Scan the lines below for the string "true" and copy every one that has it.

#### Data for this exercise ####

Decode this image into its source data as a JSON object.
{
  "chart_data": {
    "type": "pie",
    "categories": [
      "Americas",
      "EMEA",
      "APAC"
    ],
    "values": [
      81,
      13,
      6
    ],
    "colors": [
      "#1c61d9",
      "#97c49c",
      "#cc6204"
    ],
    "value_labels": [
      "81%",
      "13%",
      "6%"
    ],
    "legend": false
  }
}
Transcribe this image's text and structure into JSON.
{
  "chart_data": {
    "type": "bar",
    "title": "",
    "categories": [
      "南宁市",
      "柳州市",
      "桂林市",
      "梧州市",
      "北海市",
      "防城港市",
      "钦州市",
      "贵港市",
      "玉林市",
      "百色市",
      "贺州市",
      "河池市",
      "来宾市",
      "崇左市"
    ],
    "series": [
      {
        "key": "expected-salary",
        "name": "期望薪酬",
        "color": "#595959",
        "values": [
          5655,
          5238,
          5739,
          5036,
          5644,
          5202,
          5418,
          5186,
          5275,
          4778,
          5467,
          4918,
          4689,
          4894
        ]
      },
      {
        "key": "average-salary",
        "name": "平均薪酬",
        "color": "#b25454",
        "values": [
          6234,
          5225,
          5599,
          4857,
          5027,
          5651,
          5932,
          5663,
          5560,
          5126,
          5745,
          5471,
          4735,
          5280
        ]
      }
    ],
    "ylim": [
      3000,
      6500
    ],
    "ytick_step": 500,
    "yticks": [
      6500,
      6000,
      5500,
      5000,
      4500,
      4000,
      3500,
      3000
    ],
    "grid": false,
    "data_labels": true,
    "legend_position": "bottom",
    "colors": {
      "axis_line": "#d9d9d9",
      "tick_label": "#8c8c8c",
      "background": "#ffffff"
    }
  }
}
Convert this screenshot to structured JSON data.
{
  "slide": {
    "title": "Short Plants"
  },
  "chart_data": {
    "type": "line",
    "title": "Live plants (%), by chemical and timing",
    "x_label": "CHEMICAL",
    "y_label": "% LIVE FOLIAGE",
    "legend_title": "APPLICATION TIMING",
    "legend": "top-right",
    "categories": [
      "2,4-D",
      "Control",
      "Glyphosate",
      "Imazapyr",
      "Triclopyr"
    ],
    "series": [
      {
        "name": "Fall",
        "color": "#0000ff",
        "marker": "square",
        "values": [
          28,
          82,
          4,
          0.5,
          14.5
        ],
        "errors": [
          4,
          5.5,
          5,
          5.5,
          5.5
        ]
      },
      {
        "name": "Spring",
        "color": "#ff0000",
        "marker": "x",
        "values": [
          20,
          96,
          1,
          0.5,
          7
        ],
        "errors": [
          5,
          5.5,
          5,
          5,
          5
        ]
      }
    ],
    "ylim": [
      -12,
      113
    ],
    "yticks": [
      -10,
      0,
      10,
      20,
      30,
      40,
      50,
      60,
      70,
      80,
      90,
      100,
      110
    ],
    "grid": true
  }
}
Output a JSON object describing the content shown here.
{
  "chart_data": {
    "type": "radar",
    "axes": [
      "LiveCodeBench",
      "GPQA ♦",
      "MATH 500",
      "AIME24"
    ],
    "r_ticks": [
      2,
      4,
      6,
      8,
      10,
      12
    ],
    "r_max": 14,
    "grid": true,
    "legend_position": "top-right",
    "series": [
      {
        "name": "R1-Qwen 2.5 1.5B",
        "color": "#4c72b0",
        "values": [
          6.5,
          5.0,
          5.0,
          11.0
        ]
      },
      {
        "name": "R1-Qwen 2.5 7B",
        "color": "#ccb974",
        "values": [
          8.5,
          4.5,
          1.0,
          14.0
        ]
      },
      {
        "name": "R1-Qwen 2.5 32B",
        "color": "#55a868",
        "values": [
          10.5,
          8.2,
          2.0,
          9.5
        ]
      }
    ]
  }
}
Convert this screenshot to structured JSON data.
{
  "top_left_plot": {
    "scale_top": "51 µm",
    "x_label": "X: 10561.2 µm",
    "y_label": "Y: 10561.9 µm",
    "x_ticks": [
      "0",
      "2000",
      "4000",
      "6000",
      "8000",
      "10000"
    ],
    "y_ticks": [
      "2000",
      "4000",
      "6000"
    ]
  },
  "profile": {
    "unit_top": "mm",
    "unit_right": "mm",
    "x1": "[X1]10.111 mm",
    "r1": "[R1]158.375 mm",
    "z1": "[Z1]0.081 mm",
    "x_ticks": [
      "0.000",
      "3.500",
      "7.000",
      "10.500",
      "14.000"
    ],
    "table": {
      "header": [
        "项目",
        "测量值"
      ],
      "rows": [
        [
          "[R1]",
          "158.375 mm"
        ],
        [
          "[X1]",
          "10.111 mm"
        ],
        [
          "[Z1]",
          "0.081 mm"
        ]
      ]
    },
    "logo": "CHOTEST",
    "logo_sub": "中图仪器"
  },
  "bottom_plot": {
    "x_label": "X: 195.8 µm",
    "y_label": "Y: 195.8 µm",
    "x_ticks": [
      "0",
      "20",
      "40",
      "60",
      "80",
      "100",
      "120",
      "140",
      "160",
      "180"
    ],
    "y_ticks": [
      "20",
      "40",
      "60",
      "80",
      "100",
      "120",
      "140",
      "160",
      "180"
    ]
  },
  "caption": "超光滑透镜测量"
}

####

- _Result_
    "data_labels": true,
    "grid": true
    "grid": true,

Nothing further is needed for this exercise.